▶ EXTRACTED RECORDS

# # # # # # #

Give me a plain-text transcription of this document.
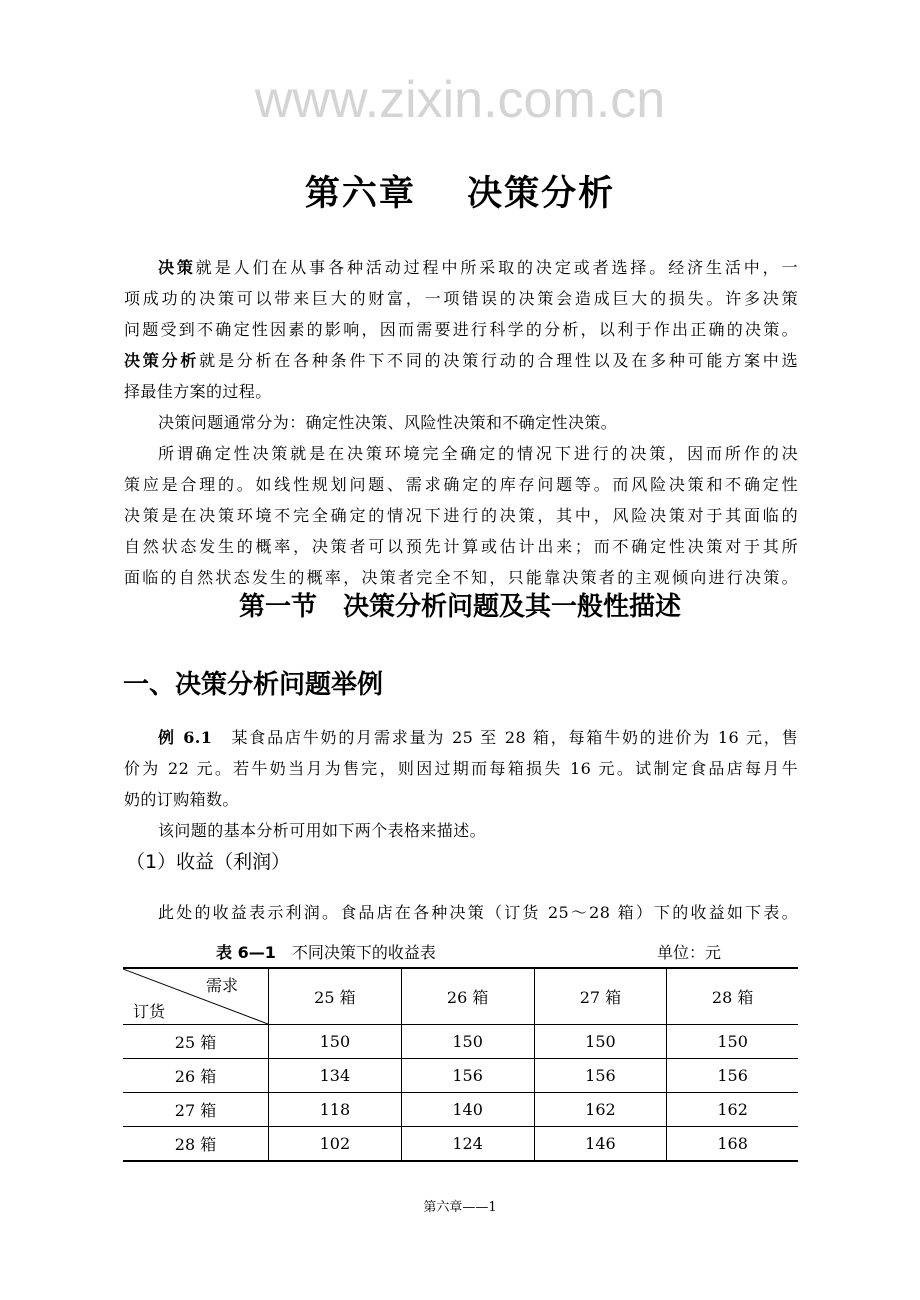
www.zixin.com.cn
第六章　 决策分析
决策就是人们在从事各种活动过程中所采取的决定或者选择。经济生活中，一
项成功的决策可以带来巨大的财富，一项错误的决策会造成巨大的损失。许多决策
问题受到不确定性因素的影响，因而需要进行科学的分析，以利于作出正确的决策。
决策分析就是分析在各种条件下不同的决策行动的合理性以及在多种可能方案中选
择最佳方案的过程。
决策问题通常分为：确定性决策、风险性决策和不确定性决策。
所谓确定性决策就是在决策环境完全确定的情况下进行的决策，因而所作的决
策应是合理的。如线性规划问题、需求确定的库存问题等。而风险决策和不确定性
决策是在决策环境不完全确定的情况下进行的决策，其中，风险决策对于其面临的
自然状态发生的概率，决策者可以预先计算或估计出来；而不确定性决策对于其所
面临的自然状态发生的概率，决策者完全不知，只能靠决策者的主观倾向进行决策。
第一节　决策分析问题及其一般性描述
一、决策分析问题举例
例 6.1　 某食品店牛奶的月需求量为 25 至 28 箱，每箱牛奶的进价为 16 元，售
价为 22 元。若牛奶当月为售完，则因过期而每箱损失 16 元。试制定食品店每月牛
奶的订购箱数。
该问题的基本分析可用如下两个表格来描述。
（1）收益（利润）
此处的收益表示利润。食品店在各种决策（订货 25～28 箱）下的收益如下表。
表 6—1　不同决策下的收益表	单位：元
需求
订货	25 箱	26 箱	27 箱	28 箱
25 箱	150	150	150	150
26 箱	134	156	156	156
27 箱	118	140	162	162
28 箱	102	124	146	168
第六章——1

# # # # # # #

▶ REQUIREMENTS
Pictures in the records must not appear in the copy; transcribe everything else precisely.

▶ ANSWER FOR THIS EXERCISE
Give me a plain-text transcription of this document.
www.zixin.com.cn
第六章　 决策分析
决策就是人们在从事各种活动过程中所采取的决定或者选择。经济生活中，一
项成功的决策可以带来巨大的财富，一项错误的决策会造成巨大的损失。许多决策
问题受到不确定性因素的影响，因而需要进行科学的分析，以利于作出正确的决策。
决策分析就是分析在各种条件下不同的决策行动的合理性以及在多种可能方案中选
择最佳方案的过程。
决策问题通常分为：确定性决策、风险性决策和不确定性决策。
所谓确定性决策就是在决策环境完全确定的情况下进行的决策，因而所作的决
策应是合理的。如线性规划问题、需求确定的库存问题等。而风险决策和不确定性
决策是在决策环境不完全确定的情况下进行的决策，其中，风险决策对于其面临的
自然状态发生的概率，决策者可以预先计算或估计出来；而不确定性决策对于其所
面临的自然状态发生的概率，决策者完全不知，只能靠决策者的主观倾向进行决策。
第一节　决策分析问题及其一般性描述
一、决策分析问题举例
例 6.1　 某食品店牛奶的月需求量为 25 至 28 箱，每箱牛奶的进价为 16 元，售
价为 22 元。若牛奶当月为售完，则因过期而每箱损失 16 元。试制定食品店每月牛
奶的订购箱数。
该问题的基本分析可用如下两个表格来描述。
（1）收益（利润）
此处的收益表示利润。食品店在各种决策（订货 25～28 箱）下的收益如下表。
表 6—1　不同决策下的收益表	单位：元
需求
订货	25 箱	26 箱	27 箱	28 箱
25 箱	150	150	150	150
26 箱	134	156	156	156
27 箱	118	140	162	162
28 箱	102	124	146	168
第六章——1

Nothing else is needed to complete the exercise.